(Do this): Extract every line where the string "gmail" appears.

(Available records):
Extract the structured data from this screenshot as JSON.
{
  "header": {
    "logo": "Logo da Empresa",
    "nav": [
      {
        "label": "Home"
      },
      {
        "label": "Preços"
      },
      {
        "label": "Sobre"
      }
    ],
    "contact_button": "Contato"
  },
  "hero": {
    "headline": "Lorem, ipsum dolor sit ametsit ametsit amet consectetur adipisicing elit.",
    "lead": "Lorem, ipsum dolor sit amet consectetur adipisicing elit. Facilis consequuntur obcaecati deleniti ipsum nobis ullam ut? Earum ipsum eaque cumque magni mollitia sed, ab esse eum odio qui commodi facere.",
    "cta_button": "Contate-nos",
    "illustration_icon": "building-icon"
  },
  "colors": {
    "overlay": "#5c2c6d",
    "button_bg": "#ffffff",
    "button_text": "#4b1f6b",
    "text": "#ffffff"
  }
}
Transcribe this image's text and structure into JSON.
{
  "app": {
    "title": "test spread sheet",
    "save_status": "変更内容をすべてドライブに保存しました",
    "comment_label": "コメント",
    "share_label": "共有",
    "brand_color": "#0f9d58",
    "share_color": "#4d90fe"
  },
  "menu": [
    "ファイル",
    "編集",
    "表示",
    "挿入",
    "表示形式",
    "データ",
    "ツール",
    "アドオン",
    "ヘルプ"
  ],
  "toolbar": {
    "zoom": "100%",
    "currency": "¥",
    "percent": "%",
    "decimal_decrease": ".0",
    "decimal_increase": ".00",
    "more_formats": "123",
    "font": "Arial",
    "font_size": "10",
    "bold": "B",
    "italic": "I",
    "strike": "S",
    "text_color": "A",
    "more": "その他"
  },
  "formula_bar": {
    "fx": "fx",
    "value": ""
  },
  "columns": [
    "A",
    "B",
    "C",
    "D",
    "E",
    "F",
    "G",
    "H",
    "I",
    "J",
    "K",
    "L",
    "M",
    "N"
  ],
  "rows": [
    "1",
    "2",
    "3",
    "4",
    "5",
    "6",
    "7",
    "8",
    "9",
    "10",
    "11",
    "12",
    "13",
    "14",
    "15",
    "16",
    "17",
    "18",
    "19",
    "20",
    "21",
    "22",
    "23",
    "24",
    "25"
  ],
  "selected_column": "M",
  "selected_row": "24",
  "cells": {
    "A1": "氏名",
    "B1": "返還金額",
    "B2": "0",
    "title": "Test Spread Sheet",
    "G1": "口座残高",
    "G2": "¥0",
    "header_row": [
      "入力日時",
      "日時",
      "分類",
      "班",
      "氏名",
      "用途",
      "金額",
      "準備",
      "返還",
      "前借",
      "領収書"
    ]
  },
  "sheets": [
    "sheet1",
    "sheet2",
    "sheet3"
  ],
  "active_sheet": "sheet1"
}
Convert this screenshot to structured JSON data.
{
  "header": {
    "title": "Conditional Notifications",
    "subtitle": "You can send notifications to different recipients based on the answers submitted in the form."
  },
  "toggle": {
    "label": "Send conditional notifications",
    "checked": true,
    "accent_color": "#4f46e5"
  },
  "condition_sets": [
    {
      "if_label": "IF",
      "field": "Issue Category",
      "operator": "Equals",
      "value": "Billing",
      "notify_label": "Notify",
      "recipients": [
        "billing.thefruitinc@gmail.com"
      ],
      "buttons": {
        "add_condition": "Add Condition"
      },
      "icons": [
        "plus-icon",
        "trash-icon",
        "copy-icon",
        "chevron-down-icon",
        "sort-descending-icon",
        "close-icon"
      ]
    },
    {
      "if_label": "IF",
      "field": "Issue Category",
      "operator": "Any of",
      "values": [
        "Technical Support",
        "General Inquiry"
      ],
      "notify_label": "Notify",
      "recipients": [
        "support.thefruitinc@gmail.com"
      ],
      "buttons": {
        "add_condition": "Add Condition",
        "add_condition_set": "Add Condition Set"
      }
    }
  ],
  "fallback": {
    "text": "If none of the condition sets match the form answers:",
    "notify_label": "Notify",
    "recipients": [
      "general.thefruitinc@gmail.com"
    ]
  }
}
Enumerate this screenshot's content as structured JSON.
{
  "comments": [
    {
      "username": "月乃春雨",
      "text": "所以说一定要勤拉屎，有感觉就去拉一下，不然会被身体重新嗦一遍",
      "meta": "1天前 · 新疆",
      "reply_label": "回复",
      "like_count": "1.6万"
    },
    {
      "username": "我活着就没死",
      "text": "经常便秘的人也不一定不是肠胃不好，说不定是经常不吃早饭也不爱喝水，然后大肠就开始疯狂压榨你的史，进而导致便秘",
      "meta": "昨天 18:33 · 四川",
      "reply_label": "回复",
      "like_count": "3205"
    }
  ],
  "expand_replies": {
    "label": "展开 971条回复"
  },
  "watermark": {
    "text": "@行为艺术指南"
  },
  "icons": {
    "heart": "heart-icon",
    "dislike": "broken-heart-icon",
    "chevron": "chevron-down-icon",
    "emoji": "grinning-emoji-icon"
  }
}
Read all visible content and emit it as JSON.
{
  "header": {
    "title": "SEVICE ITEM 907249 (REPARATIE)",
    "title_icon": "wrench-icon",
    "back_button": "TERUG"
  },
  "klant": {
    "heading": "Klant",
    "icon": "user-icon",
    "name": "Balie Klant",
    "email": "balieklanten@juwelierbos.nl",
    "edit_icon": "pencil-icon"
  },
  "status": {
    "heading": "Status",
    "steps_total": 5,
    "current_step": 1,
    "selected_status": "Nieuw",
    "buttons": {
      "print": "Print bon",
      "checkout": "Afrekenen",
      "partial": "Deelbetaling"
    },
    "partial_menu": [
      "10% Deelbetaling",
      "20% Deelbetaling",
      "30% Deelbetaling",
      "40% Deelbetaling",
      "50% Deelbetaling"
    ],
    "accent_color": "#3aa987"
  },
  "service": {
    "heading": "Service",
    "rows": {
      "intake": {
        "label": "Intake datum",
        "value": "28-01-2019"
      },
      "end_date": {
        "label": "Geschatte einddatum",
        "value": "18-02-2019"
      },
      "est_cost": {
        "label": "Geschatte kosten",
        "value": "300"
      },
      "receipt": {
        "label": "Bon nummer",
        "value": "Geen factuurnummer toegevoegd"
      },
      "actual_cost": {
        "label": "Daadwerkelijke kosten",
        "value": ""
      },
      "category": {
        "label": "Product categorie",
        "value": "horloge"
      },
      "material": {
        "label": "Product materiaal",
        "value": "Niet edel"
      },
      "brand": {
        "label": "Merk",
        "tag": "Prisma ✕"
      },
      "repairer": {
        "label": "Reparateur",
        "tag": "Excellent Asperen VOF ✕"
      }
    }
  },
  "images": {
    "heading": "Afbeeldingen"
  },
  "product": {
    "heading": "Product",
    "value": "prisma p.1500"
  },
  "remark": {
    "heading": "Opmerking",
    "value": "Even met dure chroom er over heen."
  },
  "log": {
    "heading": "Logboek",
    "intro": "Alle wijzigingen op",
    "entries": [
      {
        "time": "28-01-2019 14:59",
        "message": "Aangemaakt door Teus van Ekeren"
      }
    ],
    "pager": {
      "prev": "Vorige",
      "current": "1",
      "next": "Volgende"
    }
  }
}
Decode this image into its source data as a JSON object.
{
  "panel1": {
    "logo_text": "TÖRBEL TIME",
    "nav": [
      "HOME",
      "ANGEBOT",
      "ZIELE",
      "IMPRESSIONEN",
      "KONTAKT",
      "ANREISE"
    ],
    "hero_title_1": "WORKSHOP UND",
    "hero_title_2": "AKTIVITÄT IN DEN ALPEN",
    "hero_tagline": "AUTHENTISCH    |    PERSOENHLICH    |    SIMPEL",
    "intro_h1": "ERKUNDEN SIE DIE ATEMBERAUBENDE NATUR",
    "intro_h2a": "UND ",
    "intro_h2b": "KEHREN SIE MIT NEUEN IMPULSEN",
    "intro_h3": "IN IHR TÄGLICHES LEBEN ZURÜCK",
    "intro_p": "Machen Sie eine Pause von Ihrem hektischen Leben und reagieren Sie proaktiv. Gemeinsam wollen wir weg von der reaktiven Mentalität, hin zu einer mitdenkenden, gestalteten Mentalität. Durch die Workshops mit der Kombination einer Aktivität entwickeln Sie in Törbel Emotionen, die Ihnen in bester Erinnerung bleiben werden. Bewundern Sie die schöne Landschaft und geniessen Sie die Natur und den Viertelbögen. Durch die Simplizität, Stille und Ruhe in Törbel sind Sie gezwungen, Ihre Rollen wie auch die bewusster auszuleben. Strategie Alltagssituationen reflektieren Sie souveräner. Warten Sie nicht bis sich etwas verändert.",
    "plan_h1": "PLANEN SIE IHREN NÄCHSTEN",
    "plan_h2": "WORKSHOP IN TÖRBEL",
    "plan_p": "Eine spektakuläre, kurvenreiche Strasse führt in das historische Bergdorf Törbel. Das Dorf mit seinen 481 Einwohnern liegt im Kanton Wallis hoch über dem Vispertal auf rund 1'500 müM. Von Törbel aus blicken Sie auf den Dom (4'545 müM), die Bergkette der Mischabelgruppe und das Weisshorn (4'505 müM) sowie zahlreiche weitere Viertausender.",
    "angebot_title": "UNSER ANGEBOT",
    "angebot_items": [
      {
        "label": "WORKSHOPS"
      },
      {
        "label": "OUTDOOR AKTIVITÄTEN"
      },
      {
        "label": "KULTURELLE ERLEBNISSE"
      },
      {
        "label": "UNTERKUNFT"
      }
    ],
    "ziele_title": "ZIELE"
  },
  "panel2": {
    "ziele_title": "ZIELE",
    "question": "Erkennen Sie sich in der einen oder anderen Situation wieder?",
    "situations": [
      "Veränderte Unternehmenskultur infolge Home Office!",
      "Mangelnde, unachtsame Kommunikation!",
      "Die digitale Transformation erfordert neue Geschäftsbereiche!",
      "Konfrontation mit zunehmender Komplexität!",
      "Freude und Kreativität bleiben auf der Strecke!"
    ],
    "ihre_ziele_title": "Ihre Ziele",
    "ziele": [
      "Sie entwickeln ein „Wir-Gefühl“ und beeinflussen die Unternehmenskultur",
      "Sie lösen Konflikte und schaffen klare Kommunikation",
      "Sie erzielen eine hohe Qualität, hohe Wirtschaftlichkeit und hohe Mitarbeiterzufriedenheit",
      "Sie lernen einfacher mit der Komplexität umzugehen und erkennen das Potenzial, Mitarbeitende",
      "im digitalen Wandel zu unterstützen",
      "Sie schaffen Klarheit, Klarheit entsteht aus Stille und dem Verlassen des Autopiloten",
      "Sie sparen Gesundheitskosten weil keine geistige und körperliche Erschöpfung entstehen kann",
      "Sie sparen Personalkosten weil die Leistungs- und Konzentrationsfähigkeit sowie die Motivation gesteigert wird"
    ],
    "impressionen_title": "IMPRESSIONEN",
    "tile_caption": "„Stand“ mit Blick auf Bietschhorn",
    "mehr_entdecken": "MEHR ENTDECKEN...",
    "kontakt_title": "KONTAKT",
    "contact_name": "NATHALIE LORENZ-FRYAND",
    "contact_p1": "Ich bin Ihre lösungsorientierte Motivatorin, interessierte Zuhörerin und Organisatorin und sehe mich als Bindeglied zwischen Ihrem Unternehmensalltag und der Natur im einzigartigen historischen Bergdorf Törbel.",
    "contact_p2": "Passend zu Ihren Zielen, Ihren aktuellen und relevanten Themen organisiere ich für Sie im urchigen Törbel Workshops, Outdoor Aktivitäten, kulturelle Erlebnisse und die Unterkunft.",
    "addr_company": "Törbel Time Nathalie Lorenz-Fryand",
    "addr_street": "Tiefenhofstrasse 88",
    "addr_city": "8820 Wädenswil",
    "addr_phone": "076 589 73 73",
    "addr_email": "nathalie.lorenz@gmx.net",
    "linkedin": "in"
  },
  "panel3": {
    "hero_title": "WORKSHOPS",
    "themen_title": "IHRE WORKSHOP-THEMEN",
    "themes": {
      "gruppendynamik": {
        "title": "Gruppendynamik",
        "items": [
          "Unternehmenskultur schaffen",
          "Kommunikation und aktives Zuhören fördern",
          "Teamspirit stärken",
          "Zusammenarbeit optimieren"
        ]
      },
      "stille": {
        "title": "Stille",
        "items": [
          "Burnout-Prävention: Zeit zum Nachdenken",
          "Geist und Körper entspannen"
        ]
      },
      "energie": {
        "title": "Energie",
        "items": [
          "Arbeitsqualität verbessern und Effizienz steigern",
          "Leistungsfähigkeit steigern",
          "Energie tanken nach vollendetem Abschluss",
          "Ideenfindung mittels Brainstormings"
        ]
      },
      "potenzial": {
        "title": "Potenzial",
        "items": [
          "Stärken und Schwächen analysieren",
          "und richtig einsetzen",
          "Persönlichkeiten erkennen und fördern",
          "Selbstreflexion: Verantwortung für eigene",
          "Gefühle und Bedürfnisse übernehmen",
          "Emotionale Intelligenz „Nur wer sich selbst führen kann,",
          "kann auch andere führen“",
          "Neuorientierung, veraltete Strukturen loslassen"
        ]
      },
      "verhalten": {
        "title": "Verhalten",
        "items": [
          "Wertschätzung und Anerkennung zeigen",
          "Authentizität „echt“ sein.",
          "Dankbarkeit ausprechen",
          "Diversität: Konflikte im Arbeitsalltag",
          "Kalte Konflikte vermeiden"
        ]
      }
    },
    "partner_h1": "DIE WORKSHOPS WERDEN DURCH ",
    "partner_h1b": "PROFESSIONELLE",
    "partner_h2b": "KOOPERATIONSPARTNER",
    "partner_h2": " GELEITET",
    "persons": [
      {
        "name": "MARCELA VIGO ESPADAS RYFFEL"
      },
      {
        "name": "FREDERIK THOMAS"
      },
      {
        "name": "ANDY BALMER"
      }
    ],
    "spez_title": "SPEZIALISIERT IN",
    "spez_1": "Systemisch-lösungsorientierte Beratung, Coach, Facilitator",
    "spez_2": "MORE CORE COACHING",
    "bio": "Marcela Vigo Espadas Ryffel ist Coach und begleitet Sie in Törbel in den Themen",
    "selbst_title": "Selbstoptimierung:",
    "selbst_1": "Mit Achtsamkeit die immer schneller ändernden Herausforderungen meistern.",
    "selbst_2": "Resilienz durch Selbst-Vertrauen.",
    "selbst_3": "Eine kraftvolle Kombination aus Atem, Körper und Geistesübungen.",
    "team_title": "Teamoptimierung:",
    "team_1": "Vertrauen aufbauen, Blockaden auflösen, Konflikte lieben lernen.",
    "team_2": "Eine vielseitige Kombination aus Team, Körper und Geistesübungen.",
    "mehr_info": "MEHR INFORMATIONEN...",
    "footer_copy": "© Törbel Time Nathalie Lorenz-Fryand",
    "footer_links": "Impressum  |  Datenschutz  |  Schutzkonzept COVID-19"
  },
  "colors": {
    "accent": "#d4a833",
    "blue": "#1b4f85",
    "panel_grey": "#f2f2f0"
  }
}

(Answer below):
        "billing.thefruitinc@gmail.com"
        "support.thefruitinc@gmail.com"
      "general.thefruitinc@gmail.com"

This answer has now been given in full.